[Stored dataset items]
--

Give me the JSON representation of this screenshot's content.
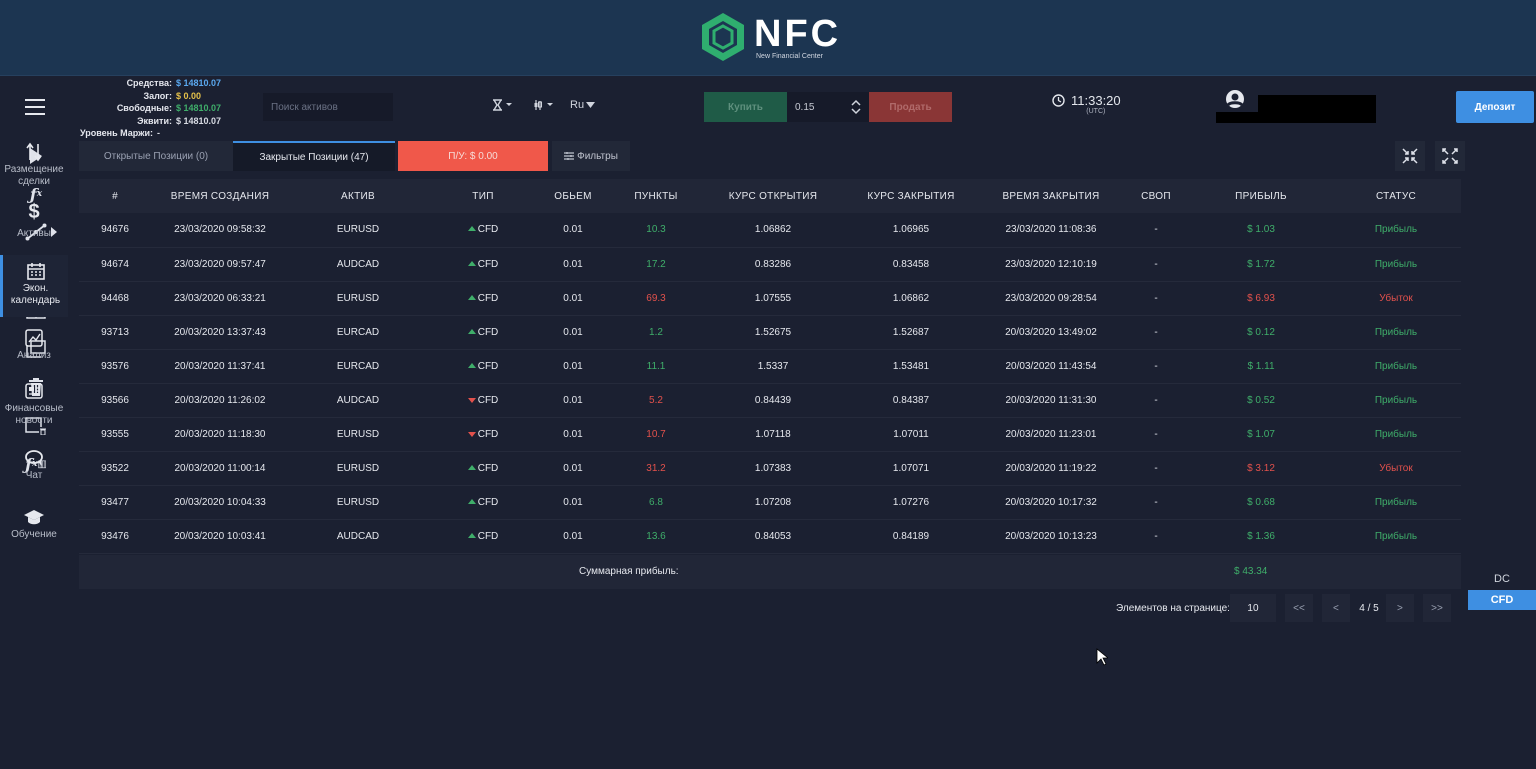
{
  "header": {
    "logo_text": "NFC",
    "logo_sub": "New Financial Center"
  },
  "account": {
    "funds_label": "Средства:",
    "funds_value": "$ 14810.07",
    "margin_label": "Залог:",
    "margin_value": "$ 0.00",
    "free_label": "Свободные:",
    "free_value": "$ 14810.07",
    "equity_label": "Эквити:",
    "equity_value": "$ 14810.07",
    "margin_level_label": "Уровень Маржи:",
    "margin_level_value": "-"
  },
  "search": {
    "placeholder": "Поиск активов"
  },
  "toolbar": {
    "language": "Ru",
    "buy_label": "Купить",
    "quantity": "0.15",
    "sell_label": "Продать",
    "time": "11:33:20",
    "timezone": "(UTC)",
    "deposit_label": "Депозит"
  },
  "tabs": {
    "open_label": "Открытые Позиции (0)",
    "closed_label": "Закрытые Позиции (47)",
    "pl_label": "П/У: $ 0.00",
    "filter_label": "Фильтры"
  },
  "table": {
    "headers": [
      "#",
      "ВРЕМЯ СОЗДАНИЯ",
      "АКТИВ",
      "ТИП",
      "ОБЬЕМ",
      "ПУНКТЫ",
      "КУРС ОТКРЫТИЯ",
      "КУРС ЗАКРЫТИЯ",
      "ВРЕМЯ ЗАКРЫТИЯ",
      "СВОП",
      "ПРИБЫЛЬ",
      "СТАТУС"
    ],
    "rows": [
      {
        "id": "94676",
        "created": "23/03/2020 09:58:32",
        "asset": "EURUSD",
        "dir": "up",
        "type": "CFD",
        "volume": "0.01",
        "points": "10.3",
        "points_pos": true,
        "open": "1.06862",
        "close": "1.06965",
        "closed": "23/03/2020 11:08:36",
        "swap": "-",
        "profit": "$ 1.03",
        "profit_pos": true,
        "status": "Прибыль"
      },
      {
        "id": "94674",
        "created": "23/03/2020 09:57:47",
        "asset": "AUDCAD",
        "dir": "up",
        "type": "CFD",
        "volume": "0.01",
        "points": "17.2",
        "points_pos": true,
        "open": "0.83286",
        "close": "0.83458",
        "closed": "23/03/2020 12:10:19",
        "swap": "-",
        "profit": "$ 1.72",
        "profit_pos": true,
        "status": "Прибыль"
      },
      {
        "id": "94468",
        "created": "23/03/2020 06:33:21",
        "asset": "EURUSD",
        "dir": "up",
        "type": "CFD",
        "volume": "0.01",
        "points": "69.3",
        "points_pos": false,
        "open": "1.07555",
        "close": "1.06862",
        "closed": "23/03/2020 09:28:54",
        "swap": "-",
        "profit": "$ 6.93",
        "profit_pos": false,
        "status": "Убыток"
      },
      {
        "id": "93713",
        "created": "20/03/2020 13:37:43",
        "asset": "EURCAD",
        "dir": "up",
        "type": "CFD",
        "volume": "0.01",
        "points": "1.2",
        "points_pos": true,
        "open": "1.52675",
        "close": "1.52687",
        "closed": "20/03/2020 13:49:02",
        "swap": "-",
        "profit": "$ 0.12",
        "profit_pos": true,
        "status": "Прибыль"
      },
      {
        "id": "93576",
        "created": "20/03/2020 11:37:41",
        "asset": "EURCAD",
        "dir": "up",
        "type": "CFD",
        "volume": "0.01",
        "points": "11.1",
        "points_pos": true,
        "open": "1.5337",
        "close": "1.53481",
        "closed": "20/03/2020 11:43:54",
        "swap": "-",
        "profit": "$ 1.11",
        "profit_pos": true,
        "status": "Прибыль"
      },
      {
        "id": "93566",
        "created": "20/03/2020 11:26:02",
        "asset": "AUDCAD",
        "dir": "down",
        "type": "CFD",
        "volume": "0.01",
        "points": "5.2",
        "points_pos": false,
        "open": "0.84439",
        "close": "0.84387",
        "closed": "20/03/2020 11:31:30",
        "swap": "-",
        "profit": "$ 0.52",
        "profit_pos": true,
        "status": "Прибыль"
      },
      {
        "id": "93555",
        "created": "20/03/2020 11:18:30",
        "asset": "EURUSD",
        "dir": "down",
        "type": "CFD",
        "volume": "0.01",
        "points": "10.7",
        "points_pos": false,
        "open": "1.07118",
        "close": "1.07011",
        "closed": "20/03/2020 11:23:01",
        "swap": "-",
        "profit": "$ 1.07",
        "profit_pos": true,
        "status": "Прибыль"
      },
      {
        "id": "93522",
        "created": "20/03/2020 11:00:14",
        "asset": "EURUSD",
        "dir": "up",
        "type": "CFD",
        "volume": "0.01",
        "points": "31.2",
        "points_pos": false,
        "open": "1.07383",
        "close": "1.07071",
        "closed": "20/03/2020 11:19:22",
        "swap": "-",
        "profit": "$ 3.12",
        "profit_pos": false,
        "status": "Убыток"
      },
      {
        "id": "93477",
        "created": "20/03/2020 10:04:33",
        "asset": "EURUSD",
        "dir": "up",
        "type": "CFD",
        "volume": "0.01",
        "points": "6.8",
        "points_pos": true,
        "open": "1.07208",
        "close": "1.07276",
        "closed": "20/03/2020 10:17:32",
        "swap": "-",
        "profit": "$ 0.68",
        "profit_pos": true,
        "status": "Прибыль"
      },
      {
        "id": "93476",
        "created": "20/03/2020 10:03:41",
        "asset": "AUDCAD",
        "dir": "up",
        "type": "CFD",
        "volume": "0.01",
        "points": "13.6",
        "points_pos": true,
        "open": "0.84053",
        "close": "0.84189",
        "closed": "20/03/2020 10:13:23",
        "swap": "-",
        "profit": "$ 1.36",
        "profit_pos": true,
        "status": "Прибыль"
      }
    ],
    "total_label": "Суммарная прибыль:",
    "total_value": "$ 43.34"
  },
  "pager": {
    "per_page_label": "Элементов на странице:",
    "per_page": "10",
    "first": "<<",
    "prev": "<",
    "page": "4 / 5",
    "next": ">",
    "last": ">>"
  },
  "right_bar": {
    "place_order": "Размещение сделки",
    "assets": "Активы",
    "calendar": "Экон. календарь",
    "analysis": "Анализ",
    "news": "Финансовые новости",
    "chat": "Чат",
    "learning": "Обучение",
    "dc": "DC",
    "cfd": "CFD"
  },
  "colors": {
    "header_bg": "#1c3551",
    "page_bg": "#1b2031",
    "accent_blue": "#3e8fe2",
    "profit_green": "#3fae6a",
    "loss_red": "#e2514c",
    "pl_tab": "#f0584a",
    "funds_value": "#5aa8ef",
    "margin_value": "#e5c14a",
    "free_value": "#3fae6a"
  }
}
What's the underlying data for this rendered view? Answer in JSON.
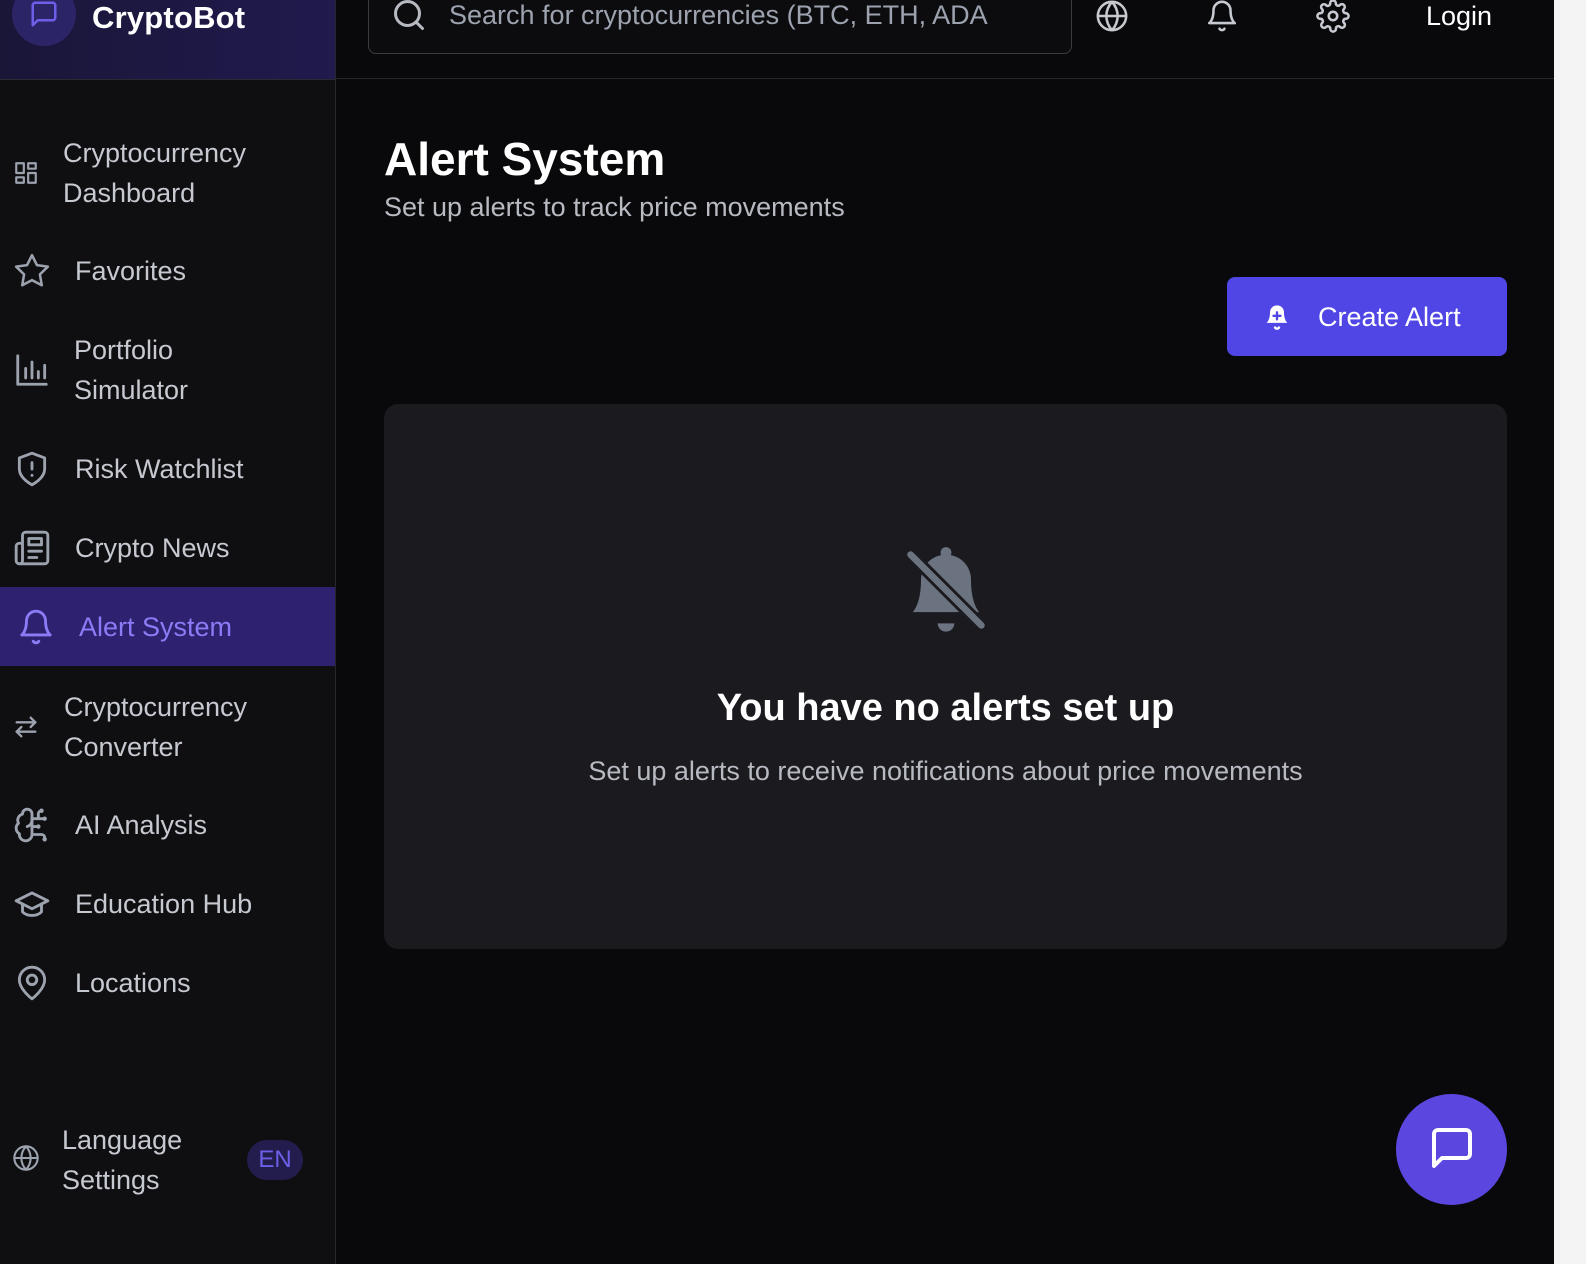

--

Requirements.
Go through the entries above and print each one exactly, minus the pictures.

Output for this exercise.
Give me the JSON representation of this screenshot's content.
{
  "header": {
    "logo_text": "NFC",
    "logo_sub": "New Financial Center"
  },
  "account": {
    "funds_label": "Средства:",
    "funds_value": "$ 14810.07",
    "margin_label": "Залог:",
    "margin_value": "$ 0.00",
    "free_label": "Свободные:",
    "free_value": "$ 14810.07",
    "equity_label": "Эквити:",
    "equity_value": "$ 14810.07",
    "margin_level_label": "Уровень Маржи:",
    "margin_level_value": "-"
  },
  "search": {
    "placeholder": "Поиск активов"
  },
  "toolbar": {
    "language": "Ru",
    "buy_label": "Купить",
    "quantity": "0.15",
    "sell_label": "Продать",
    "time": "11:33:20",
    "timezone": "(UTC)",
    "deposit_label": "Депозит"
  },
  "tabs": {
    "open_label": "Открытые Позиции (0)",
    "closed_label": "Закрытые Позиции (47)",
    "pl_label": "П/У: $ 0.00",
    "filter_label": "Фильтры"
  },
  "table": {
    "headers": [
      "#",
      "ВРЕМЯ СОЗДАНИЯ",
      "АКТИВ",
      "ТИП",
      "ОБЬЕМ",
      "ПУНКТЫ",
      "КУРС ОТКРЫТИЯ",
      "КУРС ЗАКРЫТИЯ",
      "ВРЕМЯ ЗАКРЫТИЯ",
      "СВОП",
      "ПРИБЫЛЬ",
      "СТАТУС"
    ],
    "rows": [
      {
        "id": "94676",
        "created": "23/03/2020 09:58:32",
        "asset": "EURUSD",
        "dir": "up",
        "type": "CFD",
        "volume": "0.01",
        "points": "10.3",
        "points_pos": true,
        "open": "1.06862",
        "close": "1.06965",
        "closed": "23/03/2020 11:08:36",
        "swap": "-",
        "profit": "$ 1.03",
        "profit_pos": true,
        "status": "Прибыль"
      },
      {
        "id": "94674",
        "created": "23/03/2020 09:57:47",
        "asset": "AUDCAD",
        "dir": "up",
        "type": "CFD",
        "volume": "0.01",
        "points": "17.2",
        "points_pos": true,
        "open": "0.83286",
        "close": "0.83458",
        "closed": "23/03/2020 12:10:19",
        "swap": "-",
        "profit": "$ 1.72",
        "profit_pos": true,
        "status": "Прибыль"
      },
      {
        "id": "94468",
        "created": "23/03/2020 06:33:21",
        "asset": "EURUSD",
        "dir": "up",
        "type": "CFD",
        "volume": "0.01",
        "points": "69.3",
        "points_pos": false,
        "open": "1.07555",
        "close": "1.06862",
        "closed": "23/03/2020 09:28:54",
        "swap": "-",
        "profit": "$ 6.93",
        "profit_pos": false,
        "status": "Убыток"
      },
      {
        "id": "93713",
        "created": "20/03/2020 13:37:43",
        "asset": "EURCAD",
        "dir": "up",
        "type": "CFD",
        "volume": "0.01",
        "points": "1.2",
        "points_pos": true,
        "open": "1.52675",
        "close": "1.52687",
        "closed": "20/03/2020 13:49:02",
        "swap": "-",
        "profit": "$ 0.12",
        "profit_pos": true,
        "status": "Прибыль"
      },
      {
        "id": "93576",
        "created": "20/03/2020 11:37:41",
        "asset": "EURCAD",
        "dir": "up",
        "type": "CFD",
        "volume": "0.01",
        "points": "11.1",
        "points_pos": true,
        "open": "1.5337",
        "close": "1.53481",
        "closed": "20/03/2020 11:43:54",
        "swap": "-",
        "profit": "$ 1.11",
        "profit_pos": true,
        "status": "Прибыль"
      },
      {
        "id": "93566",
        "created": "20/03/2020 11:26:02",
        "asset": "AUDCAD",
        "dir": "down",
        "type": "CFD",
        "volume": "0.01",
        "points": "5.2",
        "points_pos": false,
        "open": "0.84439",
        "close": "0.84387",
        "closed": "20/03/2020 11:31:30",
        "swap": "-",
        "profit": "$ 0.52",
        "profit_pos": true,
        "status": "Прибыль"
      },
      {
        "id": "93555",
        "created": "20/03/2020 11:18:30",
        "asset": "EURUSD",
        "dir": "down",
        "type": "CFD",
        "volume": "0.01",
        "points": "10.7",
        "points_pos": false,
        "open": "1.07118",
        "close": "1.07011",
        "closed": "20/03/2020 11:23:01",
        "swap": "-",
        "profit": "$ 1.07",
        "profit_pos": true,
        "status": "Прибыль"
      },
      {
        "id": "93522",
        "created": "20/03/2020 11:00:14",
        "asset": "EURUSD",
        "dir": "up",
        "type": "CFD",
        "volume": "0.01",
        "points": "31.2",
        "points_pos": false,
        "open": "1.07383",
        "close": "1.07071",
        "closed": "20/03/2020 11:19:22",
        "swap": "-",
        "profit": "$ 3.12",
        "profit_pos": false,
        "status": "Убыток"
      },
      {
        "id": "93477",
        "created": "20/03/2020 10:04:33",
        "asset": "EURUSD",
        "dir": "up",
        "type": "CFD",
        "volume": "0.01",
        "points": "6.8",
        "points_pos": true,
        "open": "1.07208",
        "close": "1.07276",
        "closed": "20/03/2020 10:17:32",
        "swap": "-",
        "profit": "$ 0.68",
        "profit_pos": true,
        "status": "Прибыль"
      },
      {
        "id": "93476",
        "created": "20/03/2020 10:03:41",
        "asset": "AUDCAD",
        "dir": "up",
        "type": "CFD",
        "volume": "0.01",
        "points": "13.6",
        "points_pos": true,
        "open": "0.84053",
        "close": "0.84189",
        "closed": "20/03/2020 10:13:23",
        "swap": "-",
        "profit": "$ 1.36",
        "profit_pos": true,
        "status": "Прибыль"
      }
    ],
    "total_label": "Суммарная прибыль:",
    "total_value": "$ 43.34"
  },
  "pager": {
    "per_page_label": "Элементов на странице:",
    "per_page": "10",
    "first": "<<",
    "prev": "<",
    "page": "4 / 5",
    "next": ">",
    "last": ">>"
  },
  "right_bar": {
    "place_order": "Размещение сделки",
    "assets": "Активы",
    "calendar": "Экон. календарь",
    "analysis": "Анализ",
    "news": "Финансовые новости",
    "chat": "Чат",
    "learning": "Обучение",
    "dc": "DC",
    "cfd": "CFD"
  },
  "colors": {
    "header_bg": "#1c3551",
    "page_bg": "#1b2031",
    "accent_blue": "#3e8fe2",
    "profit_green": "#3fae6a",
    "loss_red": "#e2514c",
    "pl_tab": "#f0584a",
    "funds_value": "#5aa8ef",
    "margin_value": "#e5c14a",
    "free_value": "#3fae6a"
  }
}
What's the underlying data for this rendered view? Answer in JSON.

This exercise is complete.